> [Aim of the task]: Copy the records below exactly, leaving out any pictures.
===============
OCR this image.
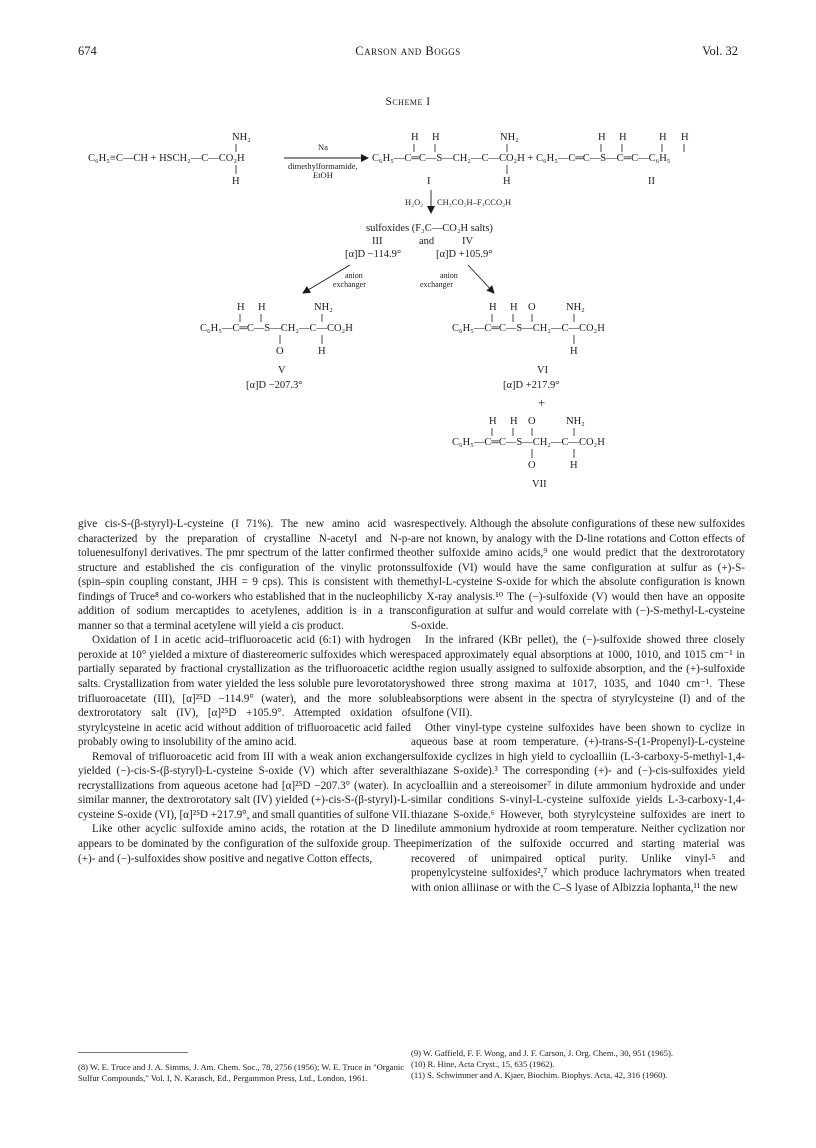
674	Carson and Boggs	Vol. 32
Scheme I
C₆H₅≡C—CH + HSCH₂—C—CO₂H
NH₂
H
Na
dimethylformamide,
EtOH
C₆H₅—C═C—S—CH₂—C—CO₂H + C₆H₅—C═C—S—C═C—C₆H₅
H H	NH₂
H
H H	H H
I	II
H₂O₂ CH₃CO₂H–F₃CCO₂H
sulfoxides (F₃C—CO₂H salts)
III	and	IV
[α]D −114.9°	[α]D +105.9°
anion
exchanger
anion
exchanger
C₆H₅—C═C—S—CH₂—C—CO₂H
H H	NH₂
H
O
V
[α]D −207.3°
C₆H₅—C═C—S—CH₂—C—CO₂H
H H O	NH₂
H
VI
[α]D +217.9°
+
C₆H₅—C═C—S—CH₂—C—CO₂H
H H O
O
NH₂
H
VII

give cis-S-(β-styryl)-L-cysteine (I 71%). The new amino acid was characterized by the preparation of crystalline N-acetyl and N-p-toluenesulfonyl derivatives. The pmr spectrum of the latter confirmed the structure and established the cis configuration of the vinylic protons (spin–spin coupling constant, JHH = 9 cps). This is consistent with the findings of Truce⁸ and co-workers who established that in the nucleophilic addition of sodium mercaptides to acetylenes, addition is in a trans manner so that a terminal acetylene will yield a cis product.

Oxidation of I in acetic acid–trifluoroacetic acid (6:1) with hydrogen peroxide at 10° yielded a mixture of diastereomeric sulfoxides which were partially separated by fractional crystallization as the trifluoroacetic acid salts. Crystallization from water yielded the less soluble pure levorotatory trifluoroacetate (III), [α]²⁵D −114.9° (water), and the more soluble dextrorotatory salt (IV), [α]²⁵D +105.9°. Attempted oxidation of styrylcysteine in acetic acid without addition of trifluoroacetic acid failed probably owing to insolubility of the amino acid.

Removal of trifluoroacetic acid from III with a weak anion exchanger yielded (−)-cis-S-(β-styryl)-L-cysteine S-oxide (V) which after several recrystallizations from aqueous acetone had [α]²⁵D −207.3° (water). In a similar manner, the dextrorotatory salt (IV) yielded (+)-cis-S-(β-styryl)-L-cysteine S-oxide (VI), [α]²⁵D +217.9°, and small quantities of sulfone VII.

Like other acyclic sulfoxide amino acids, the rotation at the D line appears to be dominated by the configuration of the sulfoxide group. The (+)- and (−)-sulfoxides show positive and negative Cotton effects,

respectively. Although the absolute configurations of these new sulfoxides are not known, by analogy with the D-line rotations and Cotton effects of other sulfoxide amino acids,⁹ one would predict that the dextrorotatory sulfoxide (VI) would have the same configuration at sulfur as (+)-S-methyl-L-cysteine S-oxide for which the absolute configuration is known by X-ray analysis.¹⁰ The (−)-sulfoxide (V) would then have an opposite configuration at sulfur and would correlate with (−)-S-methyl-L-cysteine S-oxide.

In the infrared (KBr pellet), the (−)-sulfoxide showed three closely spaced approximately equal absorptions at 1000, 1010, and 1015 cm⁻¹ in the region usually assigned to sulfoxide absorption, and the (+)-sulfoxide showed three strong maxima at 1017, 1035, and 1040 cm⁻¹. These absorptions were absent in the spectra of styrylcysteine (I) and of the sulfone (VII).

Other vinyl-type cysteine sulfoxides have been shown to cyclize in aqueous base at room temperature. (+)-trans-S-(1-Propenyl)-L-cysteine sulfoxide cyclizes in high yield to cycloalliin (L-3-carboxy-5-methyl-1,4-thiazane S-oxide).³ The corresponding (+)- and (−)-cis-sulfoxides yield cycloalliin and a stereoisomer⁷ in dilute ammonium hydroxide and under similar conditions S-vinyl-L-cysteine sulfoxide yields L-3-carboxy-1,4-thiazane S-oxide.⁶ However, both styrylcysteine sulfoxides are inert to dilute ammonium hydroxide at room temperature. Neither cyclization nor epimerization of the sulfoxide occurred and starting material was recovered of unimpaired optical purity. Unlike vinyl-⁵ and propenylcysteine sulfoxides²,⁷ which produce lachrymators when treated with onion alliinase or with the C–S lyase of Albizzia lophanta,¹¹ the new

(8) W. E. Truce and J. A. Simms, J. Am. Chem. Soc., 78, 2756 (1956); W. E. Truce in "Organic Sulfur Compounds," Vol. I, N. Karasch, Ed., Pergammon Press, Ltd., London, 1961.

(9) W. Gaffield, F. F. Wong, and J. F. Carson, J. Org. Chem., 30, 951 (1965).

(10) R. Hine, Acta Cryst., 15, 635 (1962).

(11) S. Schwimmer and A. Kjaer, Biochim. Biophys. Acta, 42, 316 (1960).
===============
> [Task solution]:
OCR this image.
674	Carson and Boggs	Vol. 32
Scheme I
C₆H₅≡C—CH + HSCH₂—C—CO₂H
NH₂
H
Na
dimethylformamide,
EtOH
C₆H₅—C═C—S—CH₂—C—CO₂H + C₆H₅—C═C—S—C═C—C₆H₅
H H	NH₂
H
H H	H H
I	II
H₂O₂ CH₃CO₂H–F₃CCO₂H
sulfoxides (F₃C—CO₂H salts)
III	and	IV
[α]D −114.9°	[α]D +105.9°
anion
exchanger
anion
exchanger
C₆H₅—C═C—S—CH₂—C—CO₂H
H H	NH₂
H
O
V
[α]D −207.3°
C₆H₅—C═C—S—CH₂—C—CO₂H
H H O	NH₂
H
VI
[α]D +217.9°
+
C₆H₅—C═C—S—CH₂—C—CO₂H
H H O
O
NH₂
H
VII

give cis-S-(β-styryl)-L-cysteine (I 71%). The new amino acid was characterized by the preparation of crystalline N-acetyl and N-p-toluenesulfonyl derivatives. The pmr spectrum of the latter confirmed the structure and established the cis configuration of the vinylic protons (spin–spin coupling constant, JHH = 9 cps). This is consistent with the findings of Truce⁸ and co-workers who established that in the nucleophilic addition of sodium mercaptides to acetylenes, addition is in a trans manner so that a terminal acetylene will yield a cis product.

Oxidation of I in acetic acid–trifluoroacetic acid (6:1) with hydrogen peroxide at 10° yielded a mixture of diastereomeric sulfoxides which were partially separated by fractional crystallization as the trifluoroacetic acid salts. Crystallization from water yielded the less soluble pure levorotatory trifluoroacetate (III), [α]²⁵D −114.9° (water), and the more soluble dextrorotatory salt (IV), [α]²⁵D +105.9°. Attempted oxidation of styrylcysteine in acetic acid without addition of trifluoroacetic acid failed probably owing to insolubility of the amino acid.

Removal of trifluoroacetic acid from III with a weak anion exchanger yielded (−)-cis-S-(β-styryl)-L-cysteine S-oxide (V) which after several recrystallizations from aqueous acetone had [α]²⁵D −207.3° (water). In a similar manner, the dextrorotatory salt (IV) yielded (+)-cis-S-(β-styryl)-L-cysteine S-oxide (VI), [α]²⁵D +217.9°, and small quantities of sulfone VII.

Like other acyclic sulfoxide amino acids, the rotation at the D line appears to be dominated by the configuration of the sulfoxide group. The (+)- and (−)-sulfoxides show positive and negative Cotton effects,

respectively. Although the absolute configurations of these new sulfoxides are not known, by analogy with the D-line rotations and Cotton effects of other sulfoxide amino acids,⁹ one would predict that the dextrorotatory sulfoxide (VI) would have the same configuration at sulfur as (+)-S-methyl-L-cysteine S-oxide for which the absolute configuration is known by X-ray analysis.¹⁰ The (−)-sulfoxide (V) would then have an opposite configuration at sulfur and would correlate with (−)-S-methyl-L-cysteine S-oxide.

In the infrared (KBr pellet), the (−)-sulfoxide showed three closely spaced approximately equal absorptions at 1000, 1010, and 1015 cm⁻¹ in the region usually assigned to sulfoxide absorption, and the (+)-sulfoxide showed three strong maxima at 1017, 1035, and 1040 cm⁻¹. These absorptions were absent in the spectra of styrylcysteine (I) and of the sulfone (VII).

Other vinyl-type cysteine sulfoxides have been shown to cyclize in aqueous base at room temperature. (+)-trans-S-(1-Propenyl)-L-cysteine sulfoxide cyclizes in high yield to cycloalliin (L-3-carboxy-5-methyl-1,4-thiazane S-oxide).³ The corresponding (+)- and (−)-cis-sulfoxides yield cycloalliin and a stereoisomer⁷ in dilute ammonium hydroxide and under similar conditions S-vinyl-L-cysteine sulfoxide yields L-3-carboxy-1,4-thiazane S-oxide.⁶ However, both styrylcysteine sulfoxides are inert to dilute ammonium hydroxide at room temperature. Neither cyclization nor epimerization of the sulfoxide occurred and starting material was recovered of unimpaired optical purity. Unlike vinyl-⁵ and propenylcysteine sulfoxides²,⁷ which produce lachrymators when treated with onion alliinase or with the C–S lyase of Albizzia lophanta,¹¹ the new

(8) W. E. Truce and J. A. Simms, J. Am. Chem. Soc., 78, 2756 (1956); W. E. Truce in "Organic Sulfur Compounds," Vol. I, N. Karasch, Ed., Pergammon Press, Ltd., London, 1961.

(9) W. Gaffield, F. F. Wong, and J. F. Carson, J. Org. Chem., 30, 951 (1965).

(10) R. Hine, Acta Cryst., 15, 635 (1962).

(11) S. Schwimmer and A. Kjaer, Biochim. Biophys. Acta, 42, 316 (1960).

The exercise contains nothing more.